• Task directions: Transcribe all of the records precisely as they are presented.

• Records provided:
┌──
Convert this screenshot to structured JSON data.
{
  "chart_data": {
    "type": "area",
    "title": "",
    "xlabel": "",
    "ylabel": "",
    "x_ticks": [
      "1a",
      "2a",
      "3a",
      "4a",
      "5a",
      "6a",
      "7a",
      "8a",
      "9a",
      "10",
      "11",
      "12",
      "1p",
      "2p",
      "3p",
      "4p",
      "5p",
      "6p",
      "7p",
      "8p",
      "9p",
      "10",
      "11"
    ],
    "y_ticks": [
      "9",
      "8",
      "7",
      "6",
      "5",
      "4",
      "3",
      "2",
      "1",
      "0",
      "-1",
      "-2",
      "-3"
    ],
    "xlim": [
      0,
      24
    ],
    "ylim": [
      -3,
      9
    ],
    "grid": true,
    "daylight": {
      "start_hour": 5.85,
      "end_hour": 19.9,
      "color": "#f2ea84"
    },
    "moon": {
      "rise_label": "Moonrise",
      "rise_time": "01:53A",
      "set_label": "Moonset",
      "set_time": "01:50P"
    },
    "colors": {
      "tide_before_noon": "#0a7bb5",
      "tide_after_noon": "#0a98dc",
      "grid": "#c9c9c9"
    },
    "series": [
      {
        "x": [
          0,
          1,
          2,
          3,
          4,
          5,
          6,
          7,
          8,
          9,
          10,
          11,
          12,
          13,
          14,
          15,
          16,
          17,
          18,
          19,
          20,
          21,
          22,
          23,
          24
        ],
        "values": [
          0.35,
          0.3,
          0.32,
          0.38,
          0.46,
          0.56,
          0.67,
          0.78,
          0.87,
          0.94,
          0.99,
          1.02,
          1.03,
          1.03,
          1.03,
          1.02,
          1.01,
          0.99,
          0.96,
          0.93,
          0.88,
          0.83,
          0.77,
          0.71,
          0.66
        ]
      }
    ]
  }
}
└──
• Answer to the exercise:
Convert this screenshot to structured JSON data.
{
  "chart_data": {
    "type": "area",
    "title": "",
    "xlabel": "",
    "ylabel": "",
    "x_ticks": [
      "1a",
      "2a",
      "3a",
      "4a",
      "5a",
      "6a",
      "7a",
      "8a",
      "9a",
      "10",
      "11",
      "12",
      "1p",
      "2p",
      "3p",
      "4p",
      "5p",
      "6p",
      "7p",
      "8p",
      "9p",
      "10",
      "11"
    ],
    "y_ticks": [
      "9",
      "8",
      "7",
      "6",
      "5",
      "4",
      "3",
      "2",
      "1",
      "0",
      "-1",
      "-2",
      "-3"
    ],
    "xlim": [
      0,
      24
    ],
    "ylim": [
      -3,
      9
    ],
    "grid": true,
    "daylight": {
      "start_hour": 5.85,
      "end_hour": 19.9,
      "color": "#f2ea84"
    },
    "moon": {
      "rise_label": "Moonrise",
      "rise_time": "01:53A",
      "set_label": "Moonset",
      "set_time": "01:50P"
    },
    "colors": {
      "tide_before_noon": "#0a7bb5",
      "tide_after_noon": "#0a98dc",
      "grid": "#c9c9c9"
    },
    "series": [
      {
        "x": [
          0,
          1,
          2,
          3,
          4,
          5,
          6,
          7,
          8,
          9,
          10,
          11,
          12,
          13,
          14,
          15,
          16,
          17,
          18,
          19,
          20,
          21,
          22,
          23,
          24
        ],
        "values": [
          0.35,
          0.3,
          0.32,
          0.38,
          0.46,
          0.56,
          0.67,
          0.78,
          0.87,
          0.94,
          0.99,
          1.02,
          1.03,
          1.03,
          1.03,
          1.02,
          1.01,
          0.99,
          0.96,
          0.93,
          0.88,
          0.83,
          0.77,
          0.71,
          0.66
        ]
      }
    ]
  }
}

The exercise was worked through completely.